TASK MATERIAL ::
--- start ---

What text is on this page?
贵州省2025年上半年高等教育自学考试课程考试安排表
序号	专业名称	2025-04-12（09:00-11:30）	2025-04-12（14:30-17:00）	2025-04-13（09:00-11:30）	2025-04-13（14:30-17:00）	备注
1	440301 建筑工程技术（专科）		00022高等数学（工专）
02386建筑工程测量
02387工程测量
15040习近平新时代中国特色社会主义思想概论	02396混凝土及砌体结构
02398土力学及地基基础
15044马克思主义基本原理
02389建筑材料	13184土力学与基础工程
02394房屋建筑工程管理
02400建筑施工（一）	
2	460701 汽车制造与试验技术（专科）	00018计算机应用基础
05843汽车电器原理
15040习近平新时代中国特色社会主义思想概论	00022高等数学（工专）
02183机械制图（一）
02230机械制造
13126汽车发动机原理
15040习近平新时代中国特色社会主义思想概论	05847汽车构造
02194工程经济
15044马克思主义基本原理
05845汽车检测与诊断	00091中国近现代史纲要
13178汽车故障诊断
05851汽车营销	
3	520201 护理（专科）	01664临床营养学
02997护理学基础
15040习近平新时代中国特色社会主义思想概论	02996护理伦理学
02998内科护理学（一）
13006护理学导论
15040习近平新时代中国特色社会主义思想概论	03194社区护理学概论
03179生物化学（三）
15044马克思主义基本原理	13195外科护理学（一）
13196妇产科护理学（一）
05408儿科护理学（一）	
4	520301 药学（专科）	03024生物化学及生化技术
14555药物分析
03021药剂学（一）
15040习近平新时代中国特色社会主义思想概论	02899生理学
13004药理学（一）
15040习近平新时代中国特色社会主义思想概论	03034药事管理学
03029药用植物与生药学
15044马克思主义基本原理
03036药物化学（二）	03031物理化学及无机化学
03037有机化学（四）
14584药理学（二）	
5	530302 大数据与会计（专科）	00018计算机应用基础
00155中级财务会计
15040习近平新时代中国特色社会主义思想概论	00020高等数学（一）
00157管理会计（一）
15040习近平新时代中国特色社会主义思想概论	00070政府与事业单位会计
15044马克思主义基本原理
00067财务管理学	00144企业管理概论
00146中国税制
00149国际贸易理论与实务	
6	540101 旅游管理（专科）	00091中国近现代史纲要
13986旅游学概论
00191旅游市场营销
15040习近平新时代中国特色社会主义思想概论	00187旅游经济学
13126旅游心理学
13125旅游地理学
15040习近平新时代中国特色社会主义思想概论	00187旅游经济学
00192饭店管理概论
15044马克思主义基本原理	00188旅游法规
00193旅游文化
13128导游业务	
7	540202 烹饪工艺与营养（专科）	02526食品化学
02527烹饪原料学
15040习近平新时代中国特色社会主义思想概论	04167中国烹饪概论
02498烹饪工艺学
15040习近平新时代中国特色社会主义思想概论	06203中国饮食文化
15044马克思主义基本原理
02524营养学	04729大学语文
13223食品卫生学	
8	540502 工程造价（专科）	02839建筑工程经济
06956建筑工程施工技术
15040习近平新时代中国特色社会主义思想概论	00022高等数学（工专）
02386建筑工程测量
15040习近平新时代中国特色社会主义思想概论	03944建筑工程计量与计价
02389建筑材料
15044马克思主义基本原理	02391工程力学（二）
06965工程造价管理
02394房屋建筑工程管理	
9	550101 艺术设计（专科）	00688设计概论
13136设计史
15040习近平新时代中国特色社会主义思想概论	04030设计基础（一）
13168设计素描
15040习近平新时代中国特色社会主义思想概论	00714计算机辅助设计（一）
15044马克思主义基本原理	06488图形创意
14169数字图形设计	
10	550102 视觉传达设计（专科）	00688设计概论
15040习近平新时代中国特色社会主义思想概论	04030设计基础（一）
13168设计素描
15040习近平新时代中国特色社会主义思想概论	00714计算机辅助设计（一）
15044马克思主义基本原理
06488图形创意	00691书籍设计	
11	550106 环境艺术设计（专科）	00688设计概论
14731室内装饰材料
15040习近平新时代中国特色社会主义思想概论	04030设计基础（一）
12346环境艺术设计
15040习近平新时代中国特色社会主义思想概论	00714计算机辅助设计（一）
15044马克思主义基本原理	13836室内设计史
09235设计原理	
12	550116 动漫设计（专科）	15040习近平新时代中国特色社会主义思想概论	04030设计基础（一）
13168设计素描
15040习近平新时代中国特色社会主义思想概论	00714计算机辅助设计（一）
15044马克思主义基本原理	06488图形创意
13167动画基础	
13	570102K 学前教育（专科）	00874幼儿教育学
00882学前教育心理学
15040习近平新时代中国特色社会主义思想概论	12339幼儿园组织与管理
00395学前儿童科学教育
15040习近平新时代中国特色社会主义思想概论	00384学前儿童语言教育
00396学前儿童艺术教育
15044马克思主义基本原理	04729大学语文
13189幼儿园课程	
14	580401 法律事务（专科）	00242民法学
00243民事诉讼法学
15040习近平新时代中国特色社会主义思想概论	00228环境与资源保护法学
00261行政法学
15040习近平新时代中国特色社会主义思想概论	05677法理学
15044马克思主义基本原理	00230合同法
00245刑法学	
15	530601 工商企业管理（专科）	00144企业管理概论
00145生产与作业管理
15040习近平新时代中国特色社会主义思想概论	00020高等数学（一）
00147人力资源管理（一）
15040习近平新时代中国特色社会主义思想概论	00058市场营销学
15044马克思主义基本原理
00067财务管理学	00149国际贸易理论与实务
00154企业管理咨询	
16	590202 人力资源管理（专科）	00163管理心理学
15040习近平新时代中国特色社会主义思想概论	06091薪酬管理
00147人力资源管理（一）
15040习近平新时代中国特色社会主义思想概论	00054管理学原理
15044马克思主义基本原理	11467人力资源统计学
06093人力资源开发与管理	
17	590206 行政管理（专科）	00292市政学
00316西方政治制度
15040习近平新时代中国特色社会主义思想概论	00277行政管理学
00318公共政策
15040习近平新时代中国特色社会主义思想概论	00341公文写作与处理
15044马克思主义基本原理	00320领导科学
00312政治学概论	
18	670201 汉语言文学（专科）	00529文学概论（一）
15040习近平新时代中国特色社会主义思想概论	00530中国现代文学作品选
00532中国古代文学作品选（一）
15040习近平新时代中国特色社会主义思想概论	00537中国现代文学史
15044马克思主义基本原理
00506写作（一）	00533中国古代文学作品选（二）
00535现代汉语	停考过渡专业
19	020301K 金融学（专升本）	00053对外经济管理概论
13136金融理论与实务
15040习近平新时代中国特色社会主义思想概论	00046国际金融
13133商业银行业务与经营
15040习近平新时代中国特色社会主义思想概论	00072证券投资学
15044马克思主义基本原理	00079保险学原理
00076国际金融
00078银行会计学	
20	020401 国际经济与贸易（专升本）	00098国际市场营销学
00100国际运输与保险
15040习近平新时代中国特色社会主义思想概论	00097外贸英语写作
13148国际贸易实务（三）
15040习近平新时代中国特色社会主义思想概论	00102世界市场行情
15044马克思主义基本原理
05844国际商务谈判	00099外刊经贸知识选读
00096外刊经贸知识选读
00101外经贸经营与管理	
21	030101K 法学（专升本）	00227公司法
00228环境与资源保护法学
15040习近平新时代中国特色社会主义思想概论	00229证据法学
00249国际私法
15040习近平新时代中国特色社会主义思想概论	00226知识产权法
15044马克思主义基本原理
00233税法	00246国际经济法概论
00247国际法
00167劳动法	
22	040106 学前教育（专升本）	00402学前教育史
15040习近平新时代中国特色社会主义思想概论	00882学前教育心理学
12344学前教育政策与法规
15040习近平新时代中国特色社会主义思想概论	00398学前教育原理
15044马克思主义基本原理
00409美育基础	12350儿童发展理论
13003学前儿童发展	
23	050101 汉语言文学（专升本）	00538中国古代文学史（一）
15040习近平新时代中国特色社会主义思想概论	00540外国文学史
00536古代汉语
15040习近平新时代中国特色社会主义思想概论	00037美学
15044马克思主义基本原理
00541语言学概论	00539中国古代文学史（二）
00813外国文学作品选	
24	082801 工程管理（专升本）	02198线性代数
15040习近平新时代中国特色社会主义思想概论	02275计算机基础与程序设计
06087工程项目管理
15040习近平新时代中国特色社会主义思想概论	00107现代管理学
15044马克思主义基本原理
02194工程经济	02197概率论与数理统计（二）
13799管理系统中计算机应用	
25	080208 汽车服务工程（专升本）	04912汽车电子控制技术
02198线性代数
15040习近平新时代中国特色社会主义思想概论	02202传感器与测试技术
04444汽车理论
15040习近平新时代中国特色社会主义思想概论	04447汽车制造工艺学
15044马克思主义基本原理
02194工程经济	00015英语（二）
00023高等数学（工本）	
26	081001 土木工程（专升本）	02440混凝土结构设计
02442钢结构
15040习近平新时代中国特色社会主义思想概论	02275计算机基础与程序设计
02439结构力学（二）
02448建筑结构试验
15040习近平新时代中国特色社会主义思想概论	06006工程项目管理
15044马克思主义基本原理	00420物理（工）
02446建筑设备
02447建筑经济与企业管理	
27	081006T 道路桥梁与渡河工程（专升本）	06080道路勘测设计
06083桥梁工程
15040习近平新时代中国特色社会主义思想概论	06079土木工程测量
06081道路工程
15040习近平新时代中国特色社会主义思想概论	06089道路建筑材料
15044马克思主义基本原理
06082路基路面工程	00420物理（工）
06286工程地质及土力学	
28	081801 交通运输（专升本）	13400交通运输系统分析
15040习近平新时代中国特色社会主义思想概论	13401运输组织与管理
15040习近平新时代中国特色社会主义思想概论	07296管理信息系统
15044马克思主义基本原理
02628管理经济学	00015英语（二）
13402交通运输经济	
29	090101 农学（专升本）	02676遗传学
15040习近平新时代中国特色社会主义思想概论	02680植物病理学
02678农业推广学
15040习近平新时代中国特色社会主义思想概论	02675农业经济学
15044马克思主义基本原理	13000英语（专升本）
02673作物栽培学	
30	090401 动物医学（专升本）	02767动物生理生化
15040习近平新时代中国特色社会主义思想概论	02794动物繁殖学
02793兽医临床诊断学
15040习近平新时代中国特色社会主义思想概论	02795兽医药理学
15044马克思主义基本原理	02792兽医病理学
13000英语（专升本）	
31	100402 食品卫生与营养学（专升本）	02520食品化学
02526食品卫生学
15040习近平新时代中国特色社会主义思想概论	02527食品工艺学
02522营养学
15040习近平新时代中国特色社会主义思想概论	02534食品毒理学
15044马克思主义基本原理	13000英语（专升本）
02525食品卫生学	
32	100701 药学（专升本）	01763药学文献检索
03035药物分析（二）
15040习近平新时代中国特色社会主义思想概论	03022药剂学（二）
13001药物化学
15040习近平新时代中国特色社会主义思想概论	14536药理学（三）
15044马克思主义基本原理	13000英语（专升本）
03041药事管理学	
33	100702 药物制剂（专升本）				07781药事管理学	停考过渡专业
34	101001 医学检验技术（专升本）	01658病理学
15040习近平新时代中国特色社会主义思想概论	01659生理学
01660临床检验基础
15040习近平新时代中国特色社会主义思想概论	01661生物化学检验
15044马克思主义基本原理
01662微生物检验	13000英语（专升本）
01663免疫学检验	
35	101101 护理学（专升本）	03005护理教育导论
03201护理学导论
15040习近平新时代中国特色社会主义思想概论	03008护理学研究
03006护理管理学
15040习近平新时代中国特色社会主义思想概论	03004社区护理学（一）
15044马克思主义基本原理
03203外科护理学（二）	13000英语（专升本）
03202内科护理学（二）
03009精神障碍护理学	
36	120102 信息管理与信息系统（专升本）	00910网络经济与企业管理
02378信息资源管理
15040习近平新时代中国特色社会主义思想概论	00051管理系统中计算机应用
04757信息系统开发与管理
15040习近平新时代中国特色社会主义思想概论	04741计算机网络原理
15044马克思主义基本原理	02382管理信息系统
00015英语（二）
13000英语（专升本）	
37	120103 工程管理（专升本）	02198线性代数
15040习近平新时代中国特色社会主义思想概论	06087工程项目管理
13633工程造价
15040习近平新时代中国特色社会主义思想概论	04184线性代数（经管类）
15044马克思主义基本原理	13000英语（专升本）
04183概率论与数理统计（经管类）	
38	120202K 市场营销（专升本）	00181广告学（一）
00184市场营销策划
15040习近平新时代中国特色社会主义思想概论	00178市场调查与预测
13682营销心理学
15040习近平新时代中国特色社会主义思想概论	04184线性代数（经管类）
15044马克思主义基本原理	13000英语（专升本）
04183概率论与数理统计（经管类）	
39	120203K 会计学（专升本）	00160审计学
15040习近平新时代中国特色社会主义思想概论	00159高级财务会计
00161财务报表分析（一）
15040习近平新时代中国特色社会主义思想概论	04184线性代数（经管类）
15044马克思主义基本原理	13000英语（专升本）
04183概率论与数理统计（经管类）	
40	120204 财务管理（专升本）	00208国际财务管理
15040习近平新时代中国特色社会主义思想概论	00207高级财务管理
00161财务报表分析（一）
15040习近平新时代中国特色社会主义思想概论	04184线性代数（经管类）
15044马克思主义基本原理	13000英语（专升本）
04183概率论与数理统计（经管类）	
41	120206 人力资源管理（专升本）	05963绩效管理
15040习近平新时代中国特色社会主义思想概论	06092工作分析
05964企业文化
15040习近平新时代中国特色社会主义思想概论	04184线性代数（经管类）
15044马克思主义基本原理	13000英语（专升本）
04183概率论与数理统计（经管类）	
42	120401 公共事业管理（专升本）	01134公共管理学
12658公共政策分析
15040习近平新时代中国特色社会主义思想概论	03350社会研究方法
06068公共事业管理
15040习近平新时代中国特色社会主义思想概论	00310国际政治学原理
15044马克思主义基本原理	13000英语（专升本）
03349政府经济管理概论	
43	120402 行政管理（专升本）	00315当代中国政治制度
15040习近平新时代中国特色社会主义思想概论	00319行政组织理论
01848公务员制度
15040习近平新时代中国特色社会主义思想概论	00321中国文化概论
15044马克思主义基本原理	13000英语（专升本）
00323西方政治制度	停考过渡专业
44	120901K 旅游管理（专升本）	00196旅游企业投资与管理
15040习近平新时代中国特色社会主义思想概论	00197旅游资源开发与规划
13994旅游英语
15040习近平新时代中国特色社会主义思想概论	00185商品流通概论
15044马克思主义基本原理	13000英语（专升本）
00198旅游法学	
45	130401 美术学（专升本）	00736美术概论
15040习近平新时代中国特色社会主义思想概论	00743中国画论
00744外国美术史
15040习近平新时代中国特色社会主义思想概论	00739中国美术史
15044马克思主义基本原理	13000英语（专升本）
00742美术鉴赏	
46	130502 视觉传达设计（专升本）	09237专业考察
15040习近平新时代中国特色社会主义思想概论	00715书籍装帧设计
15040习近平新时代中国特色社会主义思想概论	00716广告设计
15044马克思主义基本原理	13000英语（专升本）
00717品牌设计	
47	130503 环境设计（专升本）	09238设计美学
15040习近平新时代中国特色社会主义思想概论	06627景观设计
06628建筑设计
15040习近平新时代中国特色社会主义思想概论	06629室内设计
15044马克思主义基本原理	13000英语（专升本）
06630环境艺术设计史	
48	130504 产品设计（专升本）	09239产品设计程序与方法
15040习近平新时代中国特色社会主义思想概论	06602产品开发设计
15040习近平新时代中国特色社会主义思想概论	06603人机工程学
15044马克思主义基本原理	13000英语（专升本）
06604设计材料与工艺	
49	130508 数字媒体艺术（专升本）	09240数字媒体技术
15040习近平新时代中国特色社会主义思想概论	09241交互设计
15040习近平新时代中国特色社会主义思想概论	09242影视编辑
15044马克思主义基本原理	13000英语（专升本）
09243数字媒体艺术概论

--- end ---

WORK REQUIRED :: Pull out all lines containing "视觉传达设计".

THE ANSWER ::
10	550102 视觉传达设计（专科）	00688设计概论
46	130502 视觉传达设计（专升本）	09237专业考察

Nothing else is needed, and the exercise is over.